INSTRUCTION: Leave out the pictures and repeat the rest of the material exactly.

Figure record extracts

---+---

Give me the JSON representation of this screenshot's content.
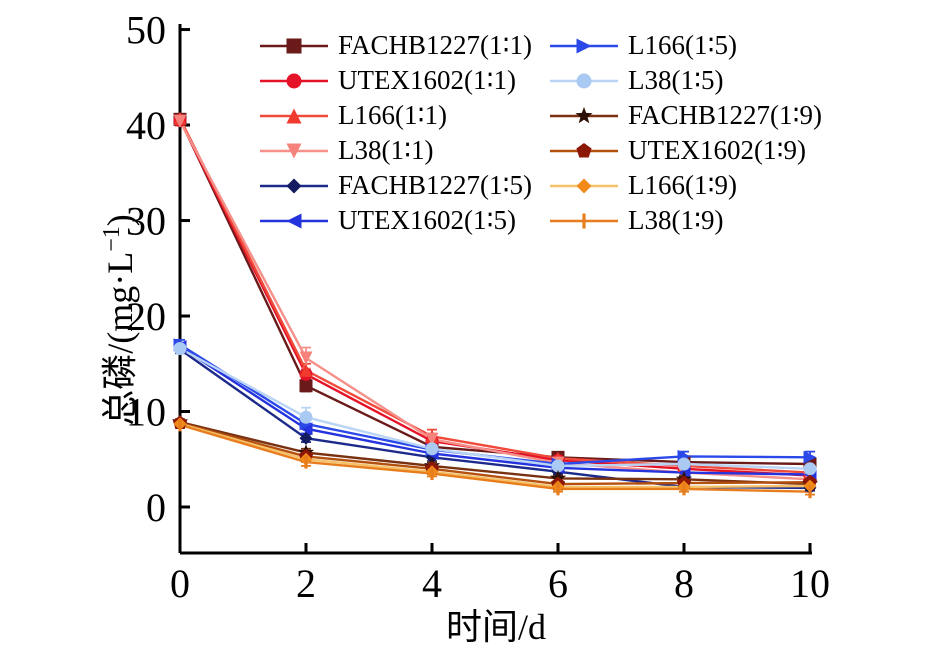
{
  "chart_data": {
    "type": "line",
    "title": "",
    "xlabel": "时间/d",
    "ylabel": "总磷/(mg·L⁻¹)",
    "x": [
      0,
      2,
      4,
      6,
      8,
      10
    ],
    "xlim": [
      0,
      10
    ],
    "ylim": [
      0,
      50
    ],
    "xticks": [
      "0",
      "2",
      "4",
      "6",
      "8",
      "10"
    ],
    "yticks": [
      "0",
      "10",
      "20",
      "30",
      "40",
      "50"
    ],
    "grid": false,
    "error_bars": true,
    "legend_position": "top-center-inside, two columns, no frame",
    "series": [
      {
        "name": "FACHB1227(1∶1)",
        "marker": "square",
        "color": "#6b1a1a",
        "line_color": "#6b1a1a",
        "values": [
          40.6,
          12.7,
          6.3,
          5.2,
          4.7,
          4.5
        ],
        "errors": [
          0.5,
          0.6,
          0.5,
          0.4,
          0.4,
          0.4
        ]
      },
      {
        "name": "UTEX1602(1∶1)",
        "marker": "circle",
        "color": "#e51328",
        "line_color": "#e51328",
        "values": [
          40.5,
          13.9,
          6.9,
          4.9,
          4.0,
          3.3
        ],
        "errors": [
          0.4,
          0.5,
          0.6,
          0.4,
          0.3,
          0.4
        ]
      },
      {
        "name": "L166(1∶1)",
        "marker": "triangle-up",
        "color": "#f03a2e",
        "line_color": "#f04a3a",
        "values": [
          40.7,
          14.3,
          7.4,
          5.1,
          4.3,
          3.6
        ],
        "errors": [
          0.4,
          0.7,
          0.7,
          0.4,
          0.4,
          0.3
        ]
      },
      {
        "name": "L38(1∶1)",
        "marker": "triangle-down",
        "color": "#f5837b",
        "line_color": "#f5908a",
        "values": [
          40.4,
          15.6,
          7.1,
          4.6,
          3.6,
          2.9
        ],
        "errors": [
          0.5,
          1.1,
          0.6,
          0.4,
          0.3,
          0.4
        ]
      },
      {
        "name": "FACHB1227(1∶5)",
        "marker": "diamond",
        "color": "#141b60",
        "line_color": "#1c2a8c",
        "values": [
          16.5,
          7.2,
          5.2,
          3.7,
          2.1,
          2.0
        ],
        "errors": [
          0.4,
          0.4,
          0.4,
          0.3,
          0.3,
          0.3
        ]
      },
      {
        "name": "UTEX1602(1∶5)",
        "marker": "triangle-left",
        "color": "#2433dd",
        "line_color": "#2433dd",
        "values": [
          16.8,
          8.2,
          5.6,
          4.1,
          3.6,
          3.4
        ],
        "errors": [
          0.4,
          0.5,
          0.4,
          0.4,
          0.3,
          0.3
        ]
      },
      {
        "name": "L166(1∶5)",
        "marker": "triangle-right",
        "color": "#2b49e9",
        "line_color": "#2b49e9",
        "values": [
          17.0,
          8.7,
          6.0,
          4.5,
          5.3,
          5.2
        ],
        "errors": [
          0.5,
          0.5,
          0.5,
          0.4,
          0.5,
          0.6
        ]
      },
      {
        "name": "L38(1∶5)",
        "marker": "circle",
        "color": "#abcaf3",
        "line_color": "#b9d4f5",
        "values": [
          16.6,
          9.4,
          6.1,
          4.3,
          4.5,
          4.0
        ],
        "errors": [
          0.4,
          1.0,
          0.6,
          0.4,
          0.5,
          0.4
        ]
      },
      {
        "name": "FACHB1227(1∶9)",
        "marker": "star",
        "color": "#2e1106",
        "line_color": "#7a3110",
        "values": [
          8.9,
          5.7,
          4.3,
          3.0,
          2.9,
          2.4
        ],
        "errors": [
          0.3,
          0.4,
          0.4,
          0.3,
          0.4,
          0.3
        ]
      },
      {
        "name": "UTEX1602(1∶9)",
        "marker": "pentagon",
        "color": "#8d1706",
        "line_color": "#b4500e",
        "values": [
          8.8,
          5.3,
          4.0,
          2.4,
          2.5,
          2.6
        ],
        "errors": [
          0.3,
          0.4,
          0.3,
          0.3,
          0.3,
          0.3
        ]
      },
      {
        "name": "L166(1∶9)",
        "marker": "diamond",
        "color": "#f18a18",
        "line_color": "#f6c269",
        "values": [
          8.7,
          5.0,
          3.7,
          2.1,
          2.1,
          2.2
        ],
        "errors": [
          0.3,
          0.3,
          0.3,
          0.3,
          0.3,
          0.3
        ]
      },
      {
        "name": "L38(1∶9)",
        "marker": "vbar",
        "color": "#e87d1e",
        "line_color": "#e87d1e",
        "values": [
          8.6,
          4.7,
          3.5,
          1.9,
          1.9,
          1.6
        ],
        "errors": [
          0.3,
          0.4,
          0.3,
          0.3,
          0.3,
          0.3
        ]
      }
    ]
  },
  "labels": {
    "y_main": "总磷/(mg·L",
    "y_sup": "−1",
    "y_end": ")",
    "x": "时间/d"
  },
  "style": {
    "axis_color": "#000000",
    "background": "#ffffff"
  }
}
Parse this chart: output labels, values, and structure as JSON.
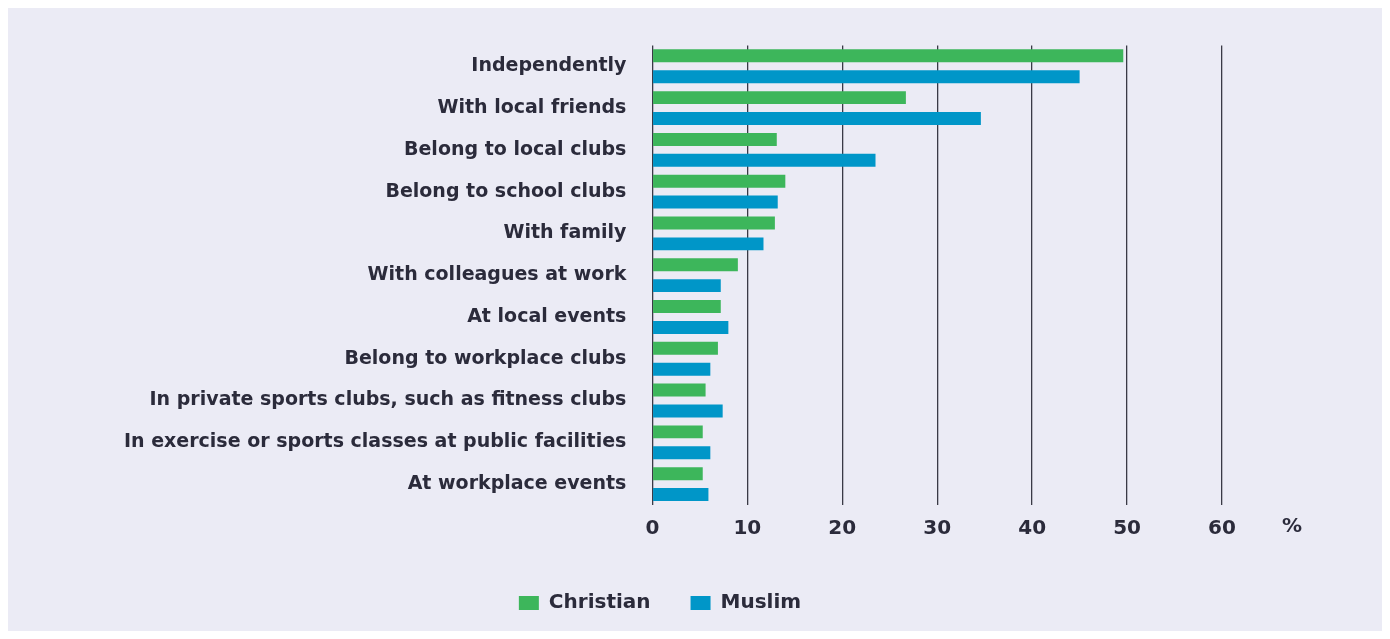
{
  "chart_data": {
    "type": "bar",
    "orientation": "horizontal",
    "xlabel": "%",
    "categories": [
      "Independently",
      "With local friends",
      "Belong to local clubs",
      "Belong to school clubs",
      "With family",
      "With colleagues at work",
      "At local events",
      "Belong to workplace clubs",
      "In private sports clubs, such as fitness clubs",
      "In exercise or sports classes at public facilities",
      "At workplace events"
    ],
    "series": [
      {
        "name": "Christian",
        "color": "#3db65b",
        "values": [
          49.6,
          26.7,
          13.1,
          14.0,
          12.9,
          9.0,
          7.2,
          6.9,
          5.6,
          5.3,
          5.3
        ]
      },
      {
        "name": "Muslim",
        "color": "#0096c8",
        "values": [
          45.0,
          34.6,
          23.5,
          13.2,
          11.7,
          7.2,
          8.0,
          6.1,
          7.4,
          6.1,
          5.9
        ]
      }
    ],
    "xlim": [
      0,
      60
    ],
    "xticks": [
      0,
      10,
      20,
      30,
      40,
      50,
      60
    ],
    "grid": "x",
    "legend": "bottom"
  }
}
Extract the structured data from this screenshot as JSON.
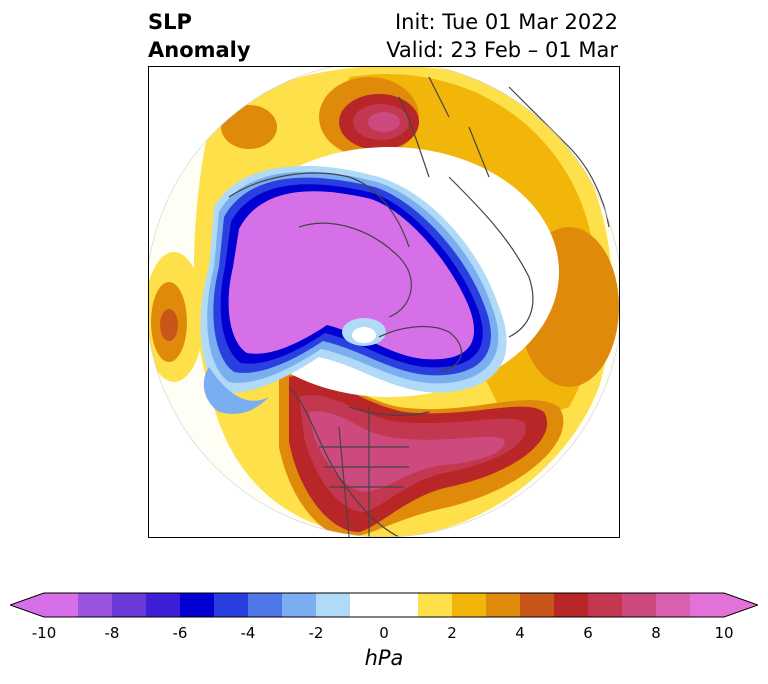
{
  "header": {
    "title_line1": "SLP",
    "title_line2": "Anomaly",
    "init_label": "Init: Tue 01 Mar 2022",
    "valid_label": "Valid: 23 Feb – 01 Mar"
  },
  "map": {
    "projection": "north-polar-stereographic",
    "features": [
      "coastlines",
      "country-borders",
      "us-state-borders"
    ]
  },
  "colorbar": {
    "units": "hPa",
    "extend": "both",
    "ticks": [
      "-10",
      "-8",
      "-6",
      "-4",
      "-2",
      "0",
      "2",
      "4",
      "6",
      "8",
      "10"
    ],
    "colors": [
      "#d670e8",
      "#9a55e0",
      "#6a3ad8",
      "#3e1fd6",
      "#0000d2",
      "#2a3fe0",
      "#4f77e8",
      "#7aaef0",
      "#b0daf8",
      "#ffffff",
      "#ffffff",
      "#fde04a",
      "#f2b60a",
      "#e08a0c",
      "#c8561a",
      "#b82628",
      "#c33750",
      "#cc4a7e",
      "#d960ae",
      "#e272d8"
    ]
  }
}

---+---

FULL SOLUTION:
Give me the JSON representation of this screenshot's content.
{
  "chart_data": {
    "type": "line",
    "title": "",
    "xlabel": "时间/d",
    "ylabel": "总磷/(mg·L⁻¹)",
    "x": [
      0,
      2,
      4,
      6,
      8,
      10
    ],
    "xlim": [
      0,
      10
    ],
    "ylim": [
      0,
      50
    ],
    "xticks": [
      "0",
      "2",
      "4",
      "6",
      "8",
      "10"
    ],
    "yticks": [
      "0",
      "10",
      "20",
      "30",
      "40",
      "50"
    ],
    "grid": false,
    "error_bars": true,
    "legend_position": "top-center-inside, two columns, no frame",
    "series": [
      {
        "name": "FACHB1227(1∶1)",
        "marker": "square",
        "color": "#6b1a1a",
        "line_color": "#6b1a1a",
        "values": [
          40.6,
          12.7,
          6.3,
          5.2,
          4.7,
          4.5
        ],
        "errors": [
          0.5,
          0.6,
          0.5,
          0.4,
          0.4,
          0.4
        ]
      },
      {
        "name": "UTEX1602(1∶1)",
        "marker": "circle",
        "color": "#e51328",
        "line_color": "#e51328",
        "values": [
          40.5,
          13.9,
          6.9,
          4.9,
          4.0,
          3.3
        ],
        "errors": [
          0.4,
          0.5,
          0.6,
          0.4,
          0.3,
          0.4
        ]
      },
      {
        "name": "L166(1∶1)",
        "marker": "triangle-up",
        "color": "#f03a2e",
        "line_color": "#f04a3a",
        "values": [
          40.7,
          14.3,
          7.4,
          5.1,
          4.3,
          3.6
        ],
        "errors": [
          0.4,
          0.7,
          0.7,
          0.4,
          0.4,
          0.3
        ]
      },
      {
        "name": "L38(1∶1)",
        "marker": "triangle-down",
        "color": "#f5837b",
        "line_color": "#f5908a",
        "values": [
          40.4,
          15.6,
          7.1,
          4.6,
          3.6,
          2.9
        ],
        "errors": [
          0.5,
          1.1,
          0.6,
          0.4,
          0.3,
          0.4
        ]
      },
      {
        "name": "FACHB1227(1∶5)",
        "marker": "diamond",
        "color": "#141b60",
        "line_color": "#1c2a8c",
        "values": [
          16.5,
          7.2,
          5.2,
          3.7,
          2.1,
          2.0
        ],
        "errors": [
          0.4,
          0.4,
          0.4,
          0.3,
          0.3,
          0.3
        ]
      },
      {
        "name": "UTEX1602(1∶5)",
        "marker": "triangle-left",
        "color": "#2433dd",
        "line_color": "#2433dd",
        "values": [
          16.8,
          8.2,
          5.6,
          4.1,
          3.6,
          3.4
        ],
        "errors": [
          0.4,
          0.5,
          0.4,
          0.4,
          0.3,
          0.3
        ]
      },
      {
        "name": "L166(1∶5)",
        "marker": "triangle-right",
        "color": "#2b49e9",
        "line_color": "#2b49e9",
        "values": [
          17.0,
          8.7,
          6.0,
          4.5,
          5.3,
          5.2
        ],
        "errors": [
          0.5,
          0.5,
          0.5,
          0.4,
          0.5,
          0.6
        ]
      },
      {
        "name": "L38(1∶5)",
        "marker": "circle",
        "color": "#abcaf3",
        "line_color": "#b9d4f5",
        "values": [
          16.6,
          9.4,
          6.1,
          4.3,
          4.5,
          4.0
        ],
        "errors": [
          0.4,
          1.0,
          0.6,
          0.4,
          0.5,
          0.4
        ]
      },
      {
        "name": "FACHB1227(1∶9)",
        "marker": "star",
        "color": "#2e1106",
        "line_color": "#7a3110",
        "values": [
          8.9,
          5.7,
          4.3,
          3.0,
          2.9,
          2.4
        ],
        "errors": [
          0.3,
          0.4,
          0.4,
          0.3,
          0.4,
          0.3
        ]
      },
      {
        "name": "UTEX1602(1∶9)",
        "marker": "pentagon",
        "color": "#8d1706",
        "line_color": "#b4500e",
        "values": [
          8.8,
          5.3,
          4.0,
          2.4,
          2.5,
          2.6
        ],
        "errors": [
          0.3,
          0.4,
          0.3,
          0.3,
          0.3,
          0.3
        ]
      },
      {
        "name": "L166(1∶9)",
        "marker": "diamond",
        "color": "#f18a18",
        "line_color": "#f6c269",
        "values": [
          8.7,
          5.0,
          3.7,
          2.1,
          2.1,
          2.2
        ],
        "errors": [
          0.3,
          0.3,
          0.3,
          0.3,
          0.3,
          0.3
        ]
      },
      {
        "name": "L38(1∶9)",
        "marker": "vbar",
        "color": "#e87d1e",
        "line_color": "#e87d1e",
        "values": [
          8.6,
          4.7,
          3.5,
          1.9,
          1.9,
          1.6
        ],
        "errors": [
          0.3,
          0.4,
          0.3,
          0.3,
          0.3,
          0.3
        ]
      }
    ]
  },
  "labels": {
    "y_main": "总磷/(mg·L",
    "y_sup": "−1",
    "y_end": ")",
    "x": "时间/d"
  },
  "style": {
    "axis_color": "#000000",
    "background": "#ffffff"
  }
}
Parse this chart: output labels, values, and structure as JSON.
{
  "chart_data": {
    "type": "bar",
    "orientation": "horizontal",
    "xlabel": "%",
    "categories": [
      "Independently",
      "With local friends",
      "Belong to local clubs",
      "Belong to school clubs",
      "With family",
      "With colleagues at work",
      "At local events",
      "Belong to workplace clubs",
      "In private sports clubs, such as fitness clubs",
      "In exercise or sports classes at public facilities",
      "At workplace events"
    ],
    "series": [
      {
        "name": "Christian",
        "color": "#3db65b",
        "values": [
          49.6,
          26.7,
          13.1,
          14.0,
          12.9,
          9.0,
          7.2,
          6.9,
          5.6,
          5.3,
          5.3
        ]
      },
      {
        "name": "Muslim",
        "color": "#0096c8",
        "values": [
          45.0,
          34.6,
          23.5,
          13.2,
          11.7,
          7.2,
          8.0,
          6.1,
          7.4,
          6.1,
          5.9
        ]
      }
    ],
    "xlim": [
      0,
      60
    ],
    "xticks": [
      0,
      10,
      20,
      30,
      40,
      50,
      60
    ],
    "grid": "x",
    "legend": "bottom"
  }
}
Extract the structured data from this screenshot as JSON.
{
  "header": {
    "title_line1": "SLP",
    "title_line2": "Anomaly",
    "init_label": "Init: Tue 01 Mar 2022",
    "valid_label": "Valid: 23 Feb – 01 Mar"
  },
  "map": {
    "projection": "north-polar-stereographic",
    "features": [
      "coastlines",
      "country-borders",
      "us-state-borders"
    ]
  },
  "colorbar": {
    "units": "hPa",
    "extend": "both",
    "ticks": [
      "-10",
      "-8",
      "-6",
      "-4",
      "-2",
      "0",
      "2",
      "4",
      "6",
      "8",
      "10"
    ],
    "colors": [
      "#d670e8",
      "#9a55e0",
      "#6a3ad8",
      "#3e1fd6",
      "#0000d2",
      "#2a3fe0",
      "#4f77e8",
      "#7aaef0",
      "#b0daf8",
      "#ffffff",
      "#ffffff",
      "#fde04a",
      "#f2b60a",
      "#e08a0c",
      "#c8561a",
      "#b82628",
      "#c33750",
      "#cc4a7e",
      "#d960ae",
      "#e272d8"
    ]
  }
}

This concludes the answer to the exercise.